**Passage given**
— Begin —

According to Marie-Émile Boismard, the Gospel of John may have gone through four hypothetical stages of composition. Each stage is intricately involved with the life of the Johannine community:

  1. Document C. This was a complete gospel stretching from John the Baptist to the resurrection of Jesus, written in Aramaic in Palestine about the year 50 AD. This may have been composed by the Beloved Disciple (whether he was John Son of Zebedee or Lazarus). Its Christology was primitive, with Jesus pictured as the Prophet-like-Moses or as the Danielic Son of Man. It had no pejorative attitude toward the Jews. The order of material in the document was close to that of the Synoptic Gospels, although it was more archaic than Mark.
  2. John IIA. Another writer (John the presbyter, mentioned by Papias) subsequently did two editions of Document C (and wrote the Epistles). He was a Jew who wrote this first edition in Palestine ca. A.D. 60-65. In it he added new material to C, and began to speak pejoratively of the world, as well as showing some opposition to the Jews- reflections of the changing life-situation of the community.

— End —

**Dataset excerpts**
— Begin —

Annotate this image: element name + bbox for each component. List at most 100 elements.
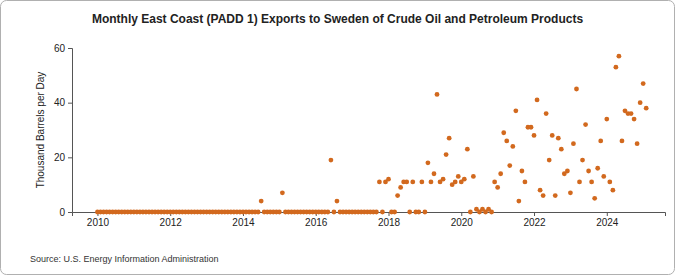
point: [380, 210, 385, 215]
point: [465, 147, 470, 152]
point: [553, 193, 558, 198]
point: [580, 158, 585, 163]
point: [547, 158, 552, 163]
point: [577, 180, 582, 185]
point: [513, 108, 518, 113]
point: [280, 190, 285, 195]
point: [377, 180, 382, 185]
point: [329, 158, 334, 163]
point: [426, 160, 431, 165]
point: [568, 190, 573, 195]
point: [495, 185, 500, 190]
point: [435, 92, 440, 97]
point: [510, 144, 515, 149]
y-tick-label: 0: [59, 207, 65, 218]
point: [632, 117, 637, 122]
point: [589, 180, 594, 185]
y-tick-mark: [68, 157, 72, 158]
point: [559, 147, 564, 152]
point: [277, 210, 282, 215]
point: [410, 180, 415, 185]
point: [604, 117, 609, 122]
y-tick: 40: [54, 97, 72, 108]
point: [259, 199, 264, 204]
x-tick-label: 2012: [160, 217, 183, 228]
point: [404, 180, 409, 185]
point: [638, 100, 643, 105]
point: [447, 136, 452, 141]
point: [592, 196, 597, 201]
point: [586, 169, 591, 174]
point: [516, 199, 521, 204]
point: [601, 174, 606, 179]
x-tick: 2020: [451, 212, 474, 228]
point: [550, 133, 555, 138]
point: [501, 130, 506, 135]
point: [422, 210, 427, 215]
x-tick: 2024: [596, 212, 619, 228]
plot: 2010 2012 2014 2016 2018 2020 2022 2024 0 20 40 60: [54, 43, 666, 228]
point: [374, 210, 379, 215]
y-tick-label: 60: [54, 43, 66, 54]
x-tick-label: 2020: [451, 217, 474, 228]
point: [532, 133, 537, 138]
point: [395, 193, 400, 198]
point: [256, 210, 261, 215]
point: [468, 210, 473, 215]
point: [419, 180, 424, 185]
point: [607, 180, 612, 185]
point: [441, 177, 446, 182]
point: [392, 210, 397, 215]
y-tick-label: 20: [54, 152, 66, 163]
point: [335, 199, 340, 204]
point: [432, 171, 437, 176]
y-tick-mark: [68, 48, 72, 49]
point: [325, 210, 330, 215]
point: [444, 152, 449, 157]
y-axis-title: Thousand Barrels per Day: [35, 72, 46, 189]
point: [520, 169, 525, 174]
point: [535, 98, 540, 103]
point: [429, 180, 434, 185]
x-tick-label: 2014: [232, 217, 255, 228]
point: [556, 136, 561, 141]
title: Monthly East Coast (PADD 1) Exports to S…: [92, 12, 583, 26]
x-tick-mark: [461, 212, 462, 216]
y-axis-line: [68, 49, 73, 213]
point: [504, 139, 509, 144]
x-tick: 2022: [523, 212, 546, 228]
x-tick-label: 2016: [305, 217, 328, 228]
point: [462, 177, 467, 182]
point: [453, 180, 458, 185]
point: [386, 177, 391, 182]
point: [583, 122, 588, 127]
point: [574, 87, 579, 92]
x-tick-mark: [534, 212, 535, 216]
point: [620, 139, 625, 144]
point: [332, 210, 337, 215]
x-tick: 2018: [378, 212, 401, 228]
point: [598, 139, 603, 144]
point: [407, 210, 412, 215]
x-tick-label: 2010: [87, 217, 110, 228]
y-tick-mark: [68, 212, 72, 213]
point: [641, 81, 646, 86]
y-tick: 60: [54, 43, 72, 54]
point: [644, 106, 649, 111]
frame: [1, 1, 675, 275]
point: [613, 65, 618, 70]
source: Source: U.S. Energy Information Administ…: [30, 254, 219, 264]
x-axis: 2010 2012 2014 2016 2018 2020 2022 2024: [73, 212, 666, 228]
x-tick: 2012: [160, 212, 183, 228]
point: [565, 169, 570, 174]
point: [523, 180, 528, 185]
point: [571, 141, 576, 146]
point: [398, 185, 403, 190]
y-tick-mark: [68, 103, 72, 104]
x-tick: 2014: [232, 212, 255, 228]
point: [489, 210, 494, 215]
point: [595, 166, 600, 171]
point: [544, 111, 549, 116]
point: [529, 125, 534, 130]
point: [416, 210, 421, 215]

— End —

**Tasks for this exercise**
A. List every written work or document named in the passage on the composition of John's Gospel.
B. Answer these from the passage on the composition of John's Gospel:
(i) In what language was Document C written?
(ii) Who did two editions of Document C?
(iii) When was the first edition written?
C. Write the next part of the passage on Boismard's stages in the composition of John's Gospel, continuing after its last sentence.
None of the material is needed for this work.

**Exercise responses**
A.
- the Gospel of John
- Document C
- the Synoptic Gospels
- Mark
- John IIA
- the Epistles

B.
(i) Aramaic
(ii) John the presbyter, mentioned by Papias
(iii) ca. A.D. 60-65

C.
  3. John IIB. His second edition, done ca A.D. 90, drastically changed the order of the original to the order of the Gospel much as we now know it. He now knew all three Synoptic Gospels and some Pauline letters, and so had contact with other Christian groups. The writer had moved to Ephesus from Palestine, and this edition was in Greek. Persecution had left its trace in a strong aversion to “the Jews”; and Jesus was now presented as a pre-existent figure, clearly superior to Moses. Sacraments also came to the fore.
  4. John III. Still a third writer, an unknown Jewish Christian of the Johannine school at Ephesus, was the final redactor early in the second century. 1

Literary Seams in the text of the Gospel of John

Inconsistencies in John’s narrative, sometimes called literary seams, provide the strongest evidence that the author of John most likely used several written sources when constructing his text. This idea fits perfectly with the ideas of Marie-Emile Boismard, that the Gospel of John had stages of construction. Authors who compose their books by grafting several sources together don’t always neatly cover their tracks but sometimes leave literary seams. 2 The writer of the Gospel of John was not clumsy in my opinion, but he did leave clues as to how he comprised his text, which become more apparent as we examine the text attentively.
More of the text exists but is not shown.